This is not to say that the post-independence period was one of complete calm. There were sporadic communal massacres but these were limited in both scale and duration. However, the massacre of Sikhs on the streets of Delhi in 1984 was, perhaps, one of the strongest ever indicators of the disintegration of the secular fabric of Indian society. According to official figures, over 2,700 Sikhs were brutally burnt, killed, and slaughtered. Countless others were injured, women were raped, and hundreds of homes and shops were looted and destroyed. The word ‘riot’ is often used to describe the events that took place, but it camouflages the true nature of events. There is substantial recorded testimony of victims as well as other citizens of Delhi to show that it was not a riot but a carnage. There was no large-scale rioting between Hindu and Sikh communities. On the contrary, mobs were specifically assigned the task of systematically looting and eliminating Sikh families.
As if to confirm the rapid decline of secularism in India, Muslims were massacred on the streets of Bombay in 1992, and in the state of Gujarat in 2002.
The struggle for justice in all these cases continues. However, the Muslim minority was not the only community that was targeted. Between these two horrific large-scale massacres, social worker Graham Staines and his children were burnt alive in a jeep by a fanatic right-wing group, and numerous Christian nuns and priests were attacked and sexually molested in different parts of northern India.

Item position entries

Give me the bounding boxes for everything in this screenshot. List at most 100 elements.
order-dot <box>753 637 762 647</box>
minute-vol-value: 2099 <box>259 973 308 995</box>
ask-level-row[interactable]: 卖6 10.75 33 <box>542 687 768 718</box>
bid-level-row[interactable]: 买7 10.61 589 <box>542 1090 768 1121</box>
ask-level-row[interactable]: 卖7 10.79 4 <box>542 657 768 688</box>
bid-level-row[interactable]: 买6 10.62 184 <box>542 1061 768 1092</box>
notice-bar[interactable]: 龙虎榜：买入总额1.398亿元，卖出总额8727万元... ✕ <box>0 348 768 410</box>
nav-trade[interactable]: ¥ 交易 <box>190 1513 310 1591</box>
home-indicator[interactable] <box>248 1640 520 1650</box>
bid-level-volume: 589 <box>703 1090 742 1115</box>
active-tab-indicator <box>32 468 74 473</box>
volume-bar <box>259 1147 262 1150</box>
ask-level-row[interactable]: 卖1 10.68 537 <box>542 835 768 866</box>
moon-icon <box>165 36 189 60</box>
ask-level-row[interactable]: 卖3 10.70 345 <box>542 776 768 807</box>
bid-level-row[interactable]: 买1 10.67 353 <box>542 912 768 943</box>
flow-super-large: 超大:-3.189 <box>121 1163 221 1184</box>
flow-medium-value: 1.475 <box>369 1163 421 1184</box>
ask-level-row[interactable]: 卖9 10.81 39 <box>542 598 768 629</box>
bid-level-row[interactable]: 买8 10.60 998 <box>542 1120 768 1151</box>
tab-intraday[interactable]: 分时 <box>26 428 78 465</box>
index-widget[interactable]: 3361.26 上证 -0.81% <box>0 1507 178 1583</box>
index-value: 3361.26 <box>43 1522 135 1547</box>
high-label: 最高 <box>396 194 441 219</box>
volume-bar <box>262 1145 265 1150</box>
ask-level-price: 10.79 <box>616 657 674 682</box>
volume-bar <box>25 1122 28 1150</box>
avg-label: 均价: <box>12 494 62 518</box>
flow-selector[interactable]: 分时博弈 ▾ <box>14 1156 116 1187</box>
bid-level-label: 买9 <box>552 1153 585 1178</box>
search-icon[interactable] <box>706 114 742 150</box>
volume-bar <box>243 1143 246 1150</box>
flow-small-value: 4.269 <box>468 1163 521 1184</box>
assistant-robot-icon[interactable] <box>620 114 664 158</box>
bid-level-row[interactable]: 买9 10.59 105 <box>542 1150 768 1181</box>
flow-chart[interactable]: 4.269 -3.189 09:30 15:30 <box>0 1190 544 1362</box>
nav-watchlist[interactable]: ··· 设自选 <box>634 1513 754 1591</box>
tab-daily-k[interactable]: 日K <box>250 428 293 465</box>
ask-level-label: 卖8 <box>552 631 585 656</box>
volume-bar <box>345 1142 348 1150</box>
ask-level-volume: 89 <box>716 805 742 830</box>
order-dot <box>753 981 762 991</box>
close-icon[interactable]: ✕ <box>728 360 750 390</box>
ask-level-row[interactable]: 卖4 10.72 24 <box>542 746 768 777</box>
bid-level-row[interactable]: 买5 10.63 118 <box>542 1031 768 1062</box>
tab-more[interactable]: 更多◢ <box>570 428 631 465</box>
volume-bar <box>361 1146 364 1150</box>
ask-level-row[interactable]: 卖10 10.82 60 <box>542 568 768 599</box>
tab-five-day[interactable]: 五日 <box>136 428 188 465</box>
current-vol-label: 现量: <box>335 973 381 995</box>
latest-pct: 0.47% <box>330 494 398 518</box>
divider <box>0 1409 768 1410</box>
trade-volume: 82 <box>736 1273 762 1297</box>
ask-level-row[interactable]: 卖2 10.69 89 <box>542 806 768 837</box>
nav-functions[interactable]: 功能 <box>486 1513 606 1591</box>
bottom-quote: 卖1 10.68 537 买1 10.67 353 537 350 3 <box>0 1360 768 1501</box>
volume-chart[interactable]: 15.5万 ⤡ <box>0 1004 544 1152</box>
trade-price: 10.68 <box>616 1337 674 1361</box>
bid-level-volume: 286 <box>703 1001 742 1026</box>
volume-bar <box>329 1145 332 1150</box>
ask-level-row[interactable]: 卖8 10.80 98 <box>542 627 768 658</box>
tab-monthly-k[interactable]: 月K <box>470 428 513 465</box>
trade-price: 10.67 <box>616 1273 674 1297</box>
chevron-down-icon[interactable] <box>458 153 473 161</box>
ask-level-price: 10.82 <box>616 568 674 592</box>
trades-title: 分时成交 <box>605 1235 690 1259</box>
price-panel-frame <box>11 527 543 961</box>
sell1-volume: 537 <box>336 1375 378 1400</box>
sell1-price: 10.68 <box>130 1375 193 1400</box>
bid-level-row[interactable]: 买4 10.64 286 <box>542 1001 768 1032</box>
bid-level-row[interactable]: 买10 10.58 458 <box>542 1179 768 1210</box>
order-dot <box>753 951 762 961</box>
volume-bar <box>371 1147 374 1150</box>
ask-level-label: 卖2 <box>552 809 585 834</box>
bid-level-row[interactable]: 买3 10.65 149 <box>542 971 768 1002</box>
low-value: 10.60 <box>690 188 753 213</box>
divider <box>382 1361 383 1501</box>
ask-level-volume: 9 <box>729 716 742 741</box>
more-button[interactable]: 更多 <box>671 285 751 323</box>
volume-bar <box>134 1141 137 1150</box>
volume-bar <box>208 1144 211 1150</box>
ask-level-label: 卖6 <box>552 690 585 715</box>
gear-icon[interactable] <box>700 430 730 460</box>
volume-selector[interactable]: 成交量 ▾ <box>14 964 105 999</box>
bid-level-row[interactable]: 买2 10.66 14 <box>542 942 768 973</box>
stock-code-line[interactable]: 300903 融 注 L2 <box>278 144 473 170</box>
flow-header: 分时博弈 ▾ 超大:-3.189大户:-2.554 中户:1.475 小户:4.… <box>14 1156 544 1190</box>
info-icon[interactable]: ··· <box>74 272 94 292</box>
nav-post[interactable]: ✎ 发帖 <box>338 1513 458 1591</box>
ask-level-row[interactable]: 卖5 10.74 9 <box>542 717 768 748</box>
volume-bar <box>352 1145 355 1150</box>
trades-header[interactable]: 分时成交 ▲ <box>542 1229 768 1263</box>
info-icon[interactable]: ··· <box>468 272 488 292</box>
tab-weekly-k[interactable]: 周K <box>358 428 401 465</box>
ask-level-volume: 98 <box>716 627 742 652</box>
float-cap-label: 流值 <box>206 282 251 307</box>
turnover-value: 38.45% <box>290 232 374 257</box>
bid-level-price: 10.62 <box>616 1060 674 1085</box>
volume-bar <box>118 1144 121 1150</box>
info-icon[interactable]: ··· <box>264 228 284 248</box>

### Stated problem A
Answer the following questions using the passage on communal violence in India.
(i) According to official figures, how many Sikhs were killed in Delhi in 1984?
(ii) In which two places, and in which years, does the passage say Muslims were massacred?
(iii) Who, together with his children, was burnt alive in a jeep?
### Stated problem B
Extract from the passage on communal violence in India the stretch from "As if to confirm" through "of northern India.", reproducing it word for word.

### Output A
(i) Over 2,700.
(ii) On the streets of Bombay in 1992 and in the state of Gujarat in 2002.
(iii) Social worker Graham Staines.

### Output B
As if to confirm the rapid decline of secularism in India, Muslims were massacred on the streets of Bombay in 1992, and in the state of Gujarat in 2002.
The struggle for justice in all these cases continues. However, the Muslim minority was not the only community that was targeted. Between these two horrific large-scale massacres, social worker Graham Staines and his children were burnt alive in a jeep by a fanatic right-wing group, and numerous Christian nuns and priests were attacked and sexually molested in different parts of northern India.